* Begin *
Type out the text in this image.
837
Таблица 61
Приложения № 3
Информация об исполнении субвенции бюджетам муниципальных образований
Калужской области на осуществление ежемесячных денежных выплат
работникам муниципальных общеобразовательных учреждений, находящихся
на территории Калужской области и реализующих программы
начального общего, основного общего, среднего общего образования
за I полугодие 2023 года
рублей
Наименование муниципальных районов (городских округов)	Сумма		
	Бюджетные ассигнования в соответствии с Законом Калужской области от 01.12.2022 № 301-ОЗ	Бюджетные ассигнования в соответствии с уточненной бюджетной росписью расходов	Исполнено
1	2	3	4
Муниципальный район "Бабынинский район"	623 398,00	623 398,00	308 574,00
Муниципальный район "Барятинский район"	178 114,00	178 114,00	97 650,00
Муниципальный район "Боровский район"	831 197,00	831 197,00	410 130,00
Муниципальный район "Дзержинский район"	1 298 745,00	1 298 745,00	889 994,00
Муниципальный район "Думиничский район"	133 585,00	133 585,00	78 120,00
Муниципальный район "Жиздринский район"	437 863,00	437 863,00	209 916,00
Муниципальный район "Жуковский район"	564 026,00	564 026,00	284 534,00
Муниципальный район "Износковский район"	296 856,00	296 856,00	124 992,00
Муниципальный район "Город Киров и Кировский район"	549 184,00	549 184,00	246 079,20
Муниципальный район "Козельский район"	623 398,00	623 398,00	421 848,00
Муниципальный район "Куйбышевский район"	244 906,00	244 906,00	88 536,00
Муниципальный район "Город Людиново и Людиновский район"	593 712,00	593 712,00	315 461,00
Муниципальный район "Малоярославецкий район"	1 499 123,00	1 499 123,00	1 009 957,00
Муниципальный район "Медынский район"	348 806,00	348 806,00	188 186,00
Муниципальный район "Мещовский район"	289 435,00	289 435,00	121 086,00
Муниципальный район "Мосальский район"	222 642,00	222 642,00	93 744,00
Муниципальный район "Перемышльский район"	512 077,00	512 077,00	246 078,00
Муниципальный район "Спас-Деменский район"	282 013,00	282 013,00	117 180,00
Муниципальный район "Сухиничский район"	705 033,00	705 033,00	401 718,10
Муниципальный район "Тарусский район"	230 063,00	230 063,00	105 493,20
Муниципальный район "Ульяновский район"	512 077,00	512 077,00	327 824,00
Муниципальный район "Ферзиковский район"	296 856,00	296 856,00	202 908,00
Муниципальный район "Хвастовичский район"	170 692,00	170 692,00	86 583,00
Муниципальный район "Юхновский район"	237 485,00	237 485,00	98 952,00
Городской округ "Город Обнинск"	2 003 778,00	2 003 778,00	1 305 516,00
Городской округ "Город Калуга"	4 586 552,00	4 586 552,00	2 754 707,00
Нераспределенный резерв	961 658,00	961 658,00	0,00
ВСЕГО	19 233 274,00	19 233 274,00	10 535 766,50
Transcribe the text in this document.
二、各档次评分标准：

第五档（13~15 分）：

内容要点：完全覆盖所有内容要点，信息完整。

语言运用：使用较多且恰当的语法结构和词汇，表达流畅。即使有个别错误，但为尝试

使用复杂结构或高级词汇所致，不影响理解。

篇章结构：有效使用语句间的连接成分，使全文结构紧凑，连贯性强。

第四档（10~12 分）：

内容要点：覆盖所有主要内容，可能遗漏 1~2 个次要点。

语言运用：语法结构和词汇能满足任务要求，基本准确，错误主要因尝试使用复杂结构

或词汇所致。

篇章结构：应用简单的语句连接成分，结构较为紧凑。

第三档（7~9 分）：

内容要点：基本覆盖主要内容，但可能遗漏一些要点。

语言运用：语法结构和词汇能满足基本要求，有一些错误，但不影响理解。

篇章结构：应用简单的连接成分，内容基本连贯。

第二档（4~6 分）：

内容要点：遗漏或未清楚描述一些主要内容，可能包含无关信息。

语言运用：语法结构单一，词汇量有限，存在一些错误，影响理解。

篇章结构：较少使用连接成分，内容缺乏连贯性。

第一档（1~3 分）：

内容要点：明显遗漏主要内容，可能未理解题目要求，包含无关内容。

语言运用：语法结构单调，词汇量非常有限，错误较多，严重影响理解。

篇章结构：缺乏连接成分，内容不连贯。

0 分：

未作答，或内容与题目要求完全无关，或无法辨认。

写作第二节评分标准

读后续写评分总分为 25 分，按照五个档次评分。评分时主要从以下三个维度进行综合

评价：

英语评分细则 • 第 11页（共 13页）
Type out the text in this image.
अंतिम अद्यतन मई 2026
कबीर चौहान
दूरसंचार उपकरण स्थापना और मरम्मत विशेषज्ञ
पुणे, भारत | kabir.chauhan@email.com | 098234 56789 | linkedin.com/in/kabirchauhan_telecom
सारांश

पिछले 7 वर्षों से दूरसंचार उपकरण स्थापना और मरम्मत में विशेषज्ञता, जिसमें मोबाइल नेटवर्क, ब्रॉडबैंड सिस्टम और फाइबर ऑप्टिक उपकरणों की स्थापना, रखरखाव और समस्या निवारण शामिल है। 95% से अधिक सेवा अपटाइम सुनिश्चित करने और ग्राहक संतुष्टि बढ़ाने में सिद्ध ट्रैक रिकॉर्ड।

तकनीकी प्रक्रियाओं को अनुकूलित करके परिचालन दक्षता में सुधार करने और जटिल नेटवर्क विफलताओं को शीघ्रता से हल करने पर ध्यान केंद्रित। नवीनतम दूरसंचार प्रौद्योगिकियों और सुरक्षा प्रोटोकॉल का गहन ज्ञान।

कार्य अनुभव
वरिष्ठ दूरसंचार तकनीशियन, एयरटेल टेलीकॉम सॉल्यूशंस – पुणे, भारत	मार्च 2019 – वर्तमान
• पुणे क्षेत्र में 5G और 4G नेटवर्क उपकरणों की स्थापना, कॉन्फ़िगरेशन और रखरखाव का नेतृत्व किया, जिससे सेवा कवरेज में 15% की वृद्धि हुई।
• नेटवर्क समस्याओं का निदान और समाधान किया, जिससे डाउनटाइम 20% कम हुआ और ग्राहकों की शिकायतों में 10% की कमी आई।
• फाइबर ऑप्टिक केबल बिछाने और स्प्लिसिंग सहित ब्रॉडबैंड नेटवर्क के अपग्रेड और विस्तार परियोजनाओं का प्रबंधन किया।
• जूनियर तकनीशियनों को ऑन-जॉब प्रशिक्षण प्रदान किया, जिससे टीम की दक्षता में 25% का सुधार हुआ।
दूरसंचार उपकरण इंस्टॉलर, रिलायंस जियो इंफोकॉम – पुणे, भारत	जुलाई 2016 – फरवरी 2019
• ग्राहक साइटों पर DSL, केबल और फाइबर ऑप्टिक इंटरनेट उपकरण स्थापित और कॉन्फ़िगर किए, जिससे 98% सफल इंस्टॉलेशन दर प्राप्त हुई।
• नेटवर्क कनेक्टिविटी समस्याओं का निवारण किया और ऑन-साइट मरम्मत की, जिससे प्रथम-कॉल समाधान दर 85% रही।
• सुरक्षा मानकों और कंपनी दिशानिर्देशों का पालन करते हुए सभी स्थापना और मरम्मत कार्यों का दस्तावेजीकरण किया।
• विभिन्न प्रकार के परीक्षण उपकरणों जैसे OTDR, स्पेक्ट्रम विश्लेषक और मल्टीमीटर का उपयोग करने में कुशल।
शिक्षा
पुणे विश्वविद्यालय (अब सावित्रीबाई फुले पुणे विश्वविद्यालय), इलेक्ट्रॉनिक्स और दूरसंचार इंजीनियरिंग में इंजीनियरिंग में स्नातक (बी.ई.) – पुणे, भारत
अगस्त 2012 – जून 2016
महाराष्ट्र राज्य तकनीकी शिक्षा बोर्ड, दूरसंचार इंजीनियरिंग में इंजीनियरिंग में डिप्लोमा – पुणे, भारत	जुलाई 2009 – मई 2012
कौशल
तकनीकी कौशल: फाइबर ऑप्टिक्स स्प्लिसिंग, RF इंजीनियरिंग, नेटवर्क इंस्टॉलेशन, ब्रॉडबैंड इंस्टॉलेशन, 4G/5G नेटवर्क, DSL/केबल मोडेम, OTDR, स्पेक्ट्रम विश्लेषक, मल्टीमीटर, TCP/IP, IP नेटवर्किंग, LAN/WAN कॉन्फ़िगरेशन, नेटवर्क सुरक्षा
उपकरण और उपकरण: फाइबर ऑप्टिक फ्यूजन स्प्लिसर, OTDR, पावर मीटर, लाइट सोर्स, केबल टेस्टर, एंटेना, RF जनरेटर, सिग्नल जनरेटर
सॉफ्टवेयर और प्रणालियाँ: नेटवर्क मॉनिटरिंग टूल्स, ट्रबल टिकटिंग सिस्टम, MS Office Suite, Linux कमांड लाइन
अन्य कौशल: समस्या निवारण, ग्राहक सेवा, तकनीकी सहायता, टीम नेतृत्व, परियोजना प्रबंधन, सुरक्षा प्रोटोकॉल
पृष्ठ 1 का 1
* End *
WORK TO COMPLETE
Filter the entries down to the lines containing "篇章结构". Copy each of those lines.

WRITTEN SOLUTION
篇章结构：有效使用语句间的连接成分，使全文结构紧凑，连贯性强。
篇章结构：应用简单的语句连接成分，结构较为紧凑。
篇章结构：应用简单的连接成分，内容基本连贯。
篇章结构：较少使用连接成分，内容缺乏连贯性。
篇章结构：缺乏连接成分，内容不连贯。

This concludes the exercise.